[Records from a collection of figures]
>> begin

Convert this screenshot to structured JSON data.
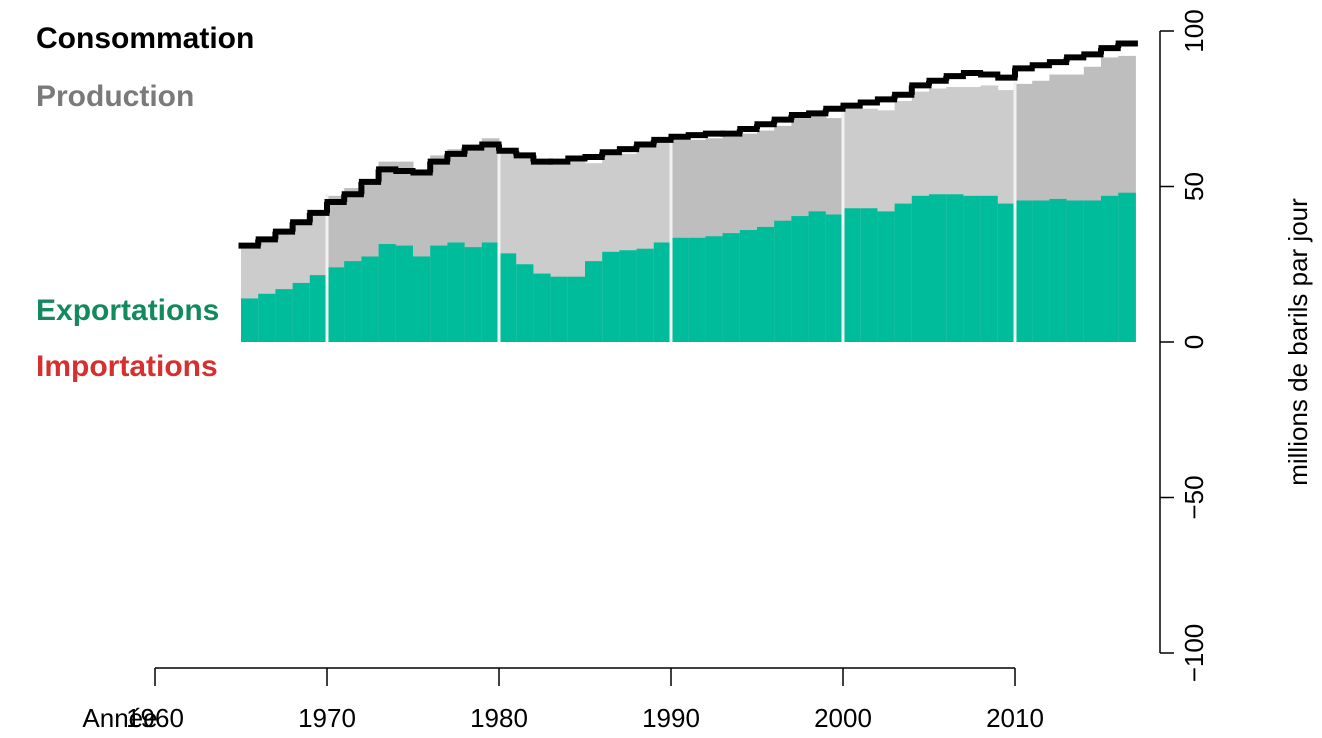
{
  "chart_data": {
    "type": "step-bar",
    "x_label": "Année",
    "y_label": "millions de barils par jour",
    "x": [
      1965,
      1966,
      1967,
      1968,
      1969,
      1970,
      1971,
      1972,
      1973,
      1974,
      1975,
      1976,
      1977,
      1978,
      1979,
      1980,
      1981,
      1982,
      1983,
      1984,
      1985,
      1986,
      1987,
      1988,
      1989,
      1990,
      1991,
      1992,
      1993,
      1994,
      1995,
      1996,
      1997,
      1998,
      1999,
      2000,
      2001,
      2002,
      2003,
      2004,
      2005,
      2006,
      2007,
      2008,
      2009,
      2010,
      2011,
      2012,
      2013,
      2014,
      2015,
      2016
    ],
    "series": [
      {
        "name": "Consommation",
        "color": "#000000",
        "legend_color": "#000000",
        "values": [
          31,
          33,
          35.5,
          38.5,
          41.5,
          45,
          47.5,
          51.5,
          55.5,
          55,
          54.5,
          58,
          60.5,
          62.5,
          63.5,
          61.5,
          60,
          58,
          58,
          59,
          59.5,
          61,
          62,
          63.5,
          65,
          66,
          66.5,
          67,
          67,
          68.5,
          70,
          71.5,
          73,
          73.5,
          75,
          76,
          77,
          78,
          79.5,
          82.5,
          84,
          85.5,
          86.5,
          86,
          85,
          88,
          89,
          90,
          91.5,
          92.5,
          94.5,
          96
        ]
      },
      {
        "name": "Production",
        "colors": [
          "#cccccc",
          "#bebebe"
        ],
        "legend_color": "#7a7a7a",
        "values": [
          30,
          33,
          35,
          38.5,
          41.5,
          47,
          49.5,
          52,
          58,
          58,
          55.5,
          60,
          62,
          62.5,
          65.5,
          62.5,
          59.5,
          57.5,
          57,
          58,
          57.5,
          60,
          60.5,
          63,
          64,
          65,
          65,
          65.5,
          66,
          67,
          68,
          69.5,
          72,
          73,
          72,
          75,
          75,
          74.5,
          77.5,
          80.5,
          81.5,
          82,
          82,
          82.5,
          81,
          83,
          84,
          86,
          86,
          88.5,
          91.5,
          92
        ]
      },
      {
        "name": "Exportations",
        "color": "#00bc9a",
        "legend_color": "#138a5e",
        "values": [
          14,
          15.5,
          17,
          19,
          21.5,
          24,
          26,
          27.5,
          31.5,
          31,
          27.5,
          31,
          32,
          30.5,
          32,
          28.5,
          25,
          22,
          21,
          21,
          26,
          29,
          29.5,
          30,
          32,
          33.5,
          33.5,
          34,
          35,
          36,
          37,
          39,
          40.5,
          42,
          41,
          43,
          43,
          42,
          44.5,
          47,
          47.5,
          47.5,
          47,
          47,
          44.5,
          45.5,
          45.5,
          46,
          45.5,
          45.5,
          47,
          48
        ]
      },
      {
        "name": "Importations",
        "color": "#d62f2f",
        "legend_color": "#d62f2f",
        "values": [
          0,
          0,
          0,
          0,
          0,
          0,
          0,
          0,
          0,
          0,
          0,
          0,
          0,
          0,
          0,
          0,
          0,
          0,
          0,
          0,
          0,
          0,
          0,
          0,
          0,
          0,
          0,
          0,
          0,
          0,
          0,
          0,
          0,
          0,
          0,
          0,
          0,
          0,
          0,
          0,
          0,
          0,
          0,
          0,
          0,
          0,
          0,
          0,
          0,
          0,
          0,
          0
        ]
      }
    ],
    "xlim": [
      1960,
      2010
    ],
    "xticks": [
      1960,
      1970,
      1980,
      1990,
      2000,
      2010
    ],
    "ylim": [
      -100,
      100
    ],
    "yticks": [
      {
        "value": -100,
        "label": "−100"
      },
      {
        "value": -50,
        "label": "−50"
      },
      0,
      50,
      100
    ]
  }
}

>> end

> **Aim of the exercise**:
The listing above must be printed again exactly, minus its pictures.

> **Complete response**:
Convert this screenshot to structured JSON data.
{
  "chart_data": {
    "type": "step-bar",
    "x_label": "Année",
    "y_label": "millions de barils par jour",
    "x": [
      1965,
      1966,
      1967,
      1968,
      1969,
      1970,
      1971,
      1972,
      1973,
      1974,
      1975,
      1976,
      1977,
      1978,
      1979,
      1980,
      1981,
      1982,
      1983,
      1984,
      1985,
      1986,
      1987,
      1988,
      1989,
      1990,
      1991,
      1992,
      1993,
      1994,
      1995,
      1996,
      1997,
      1998,
      1999,
      2000,
      2001,
      2002,
      2003,
      2004,
      2005,
      2006,
      2007,
      2008,
      2009,
      2010,
      2011,
      2012,
      2013,
      2014,
      2015,
      2016
    ],
    "series": [
      {
        "name": "Consommation",
        "color": "#000000",
        "legend_color": "#000000",
        "values": [
          31,
          33,
          35.5,
          38.5,
          41.5,
          45,
          47.5,
          51.5,
          55.5,
          55,
          54.5,
          58,
          60.5,
          62.5,
          63.5,
          61.5,
          60,
          58,
          58,
          59,
          59.5,
          61,
          62,
          63.5,
          65,
          66,
          66.5,
          67,
          67,
          68.5,
          70,
          71.5,
          73,
          73.5,
          75,
          76,
          77,
          78,
          79.5,
          82.5,
          84,
          85.5,
          86.5,
          86,
          85,
          88,
          89,
          90,
          91.5,
          92.5,
          94.5,
          96
        ]
      },
      {
        "name": "Production",
        "colors": [
          "#cccccc",
          "#bebebe"
        ],
        "legend_color": "#7a7a7a",
        "values": [
          30,
          33,
          35,
          38.5,
          41.5,
          47,
          49.5,
          52,
          58,
          58,
          55.5,
          60,
          62,
          62.5,
          65.5,
          62.5,
          59.5,
          57.5,
          57,
          58,
          57.5,
          60,
          60.5,
          63,
          64,
          65,
          65,
          65.5,
          66,
          67,
          68,
          69.5,
          72,
          73,
          72,
          75,
          75,
          74.5,
          77.5,
          80.5,
          81.5,
          82,
          82,
          82.5,
          81,
          83,
          84,
          86,
          86,
          88.5,
          91.5,
          92
        ]
      },
      {
        "name": "Exportations",
        "color": "#00bc9a",
        "legend_color": "#138a5e",
        "values": [
          14,
          15.5,
          17,
          19,
          21.5,
          24,
          26,
          27.5,
          31.5,
          31,
          27.5,
          31,
          32,
          30.5,
          32,
          28.5,
          25,
          22,
          21,
          21,
          26,
          29,
          29.5,
          30,
          32,
          33.5,
          33.5,
          34,
          35,
          36,
          37,
          39,
          40.5,
          42,
          41,
          43,
          43,
          42,
          44.5,
          47,
          47.5,
          47.5,
          47,
          47,
          44.5,
          45.5,
          45.5,
          46,
          45.5,
          45.5,
          47,
          48
        ]
      },
      {
        "name": "Importations",
        "color": "#d62f2f",
        "legend_color": "#d62f2f",
        "values": [
          0,
          0,
          0,
          0,
          0,
          0,
          0,
          0,
          0,
          0,
          0,
          0,
          0,
          0,
          0,
          0,
          0,
          0,
          0,
          0,
          0,
          0,
          0,
          0,
          0,
          0,
          0,
          0,
          0,
          0,
          0,
          0,
          0,
          0,
          0,
          0,
          0,
          0,
          0,
          0,
          0,
          0,
          0,
          0,
          0,
          0,
          0,
          0,
          0,
          0,
          0,
          0
        ]
      }
    ],
    "xlim": [
      1960,
      2010
    ],
    "xticks": [
      1960,
      1970,
      1980,
      1990,
      2000,
      2010
    ],
    "ylim": [
      -100,
      100
    ],
    "yticks": [
      {
        "value": -100,
        "label": "−100"
      },
      {
        "value": -50,
        "label": "−50"
      },
      0,
      50,
      100
    ]
  }
}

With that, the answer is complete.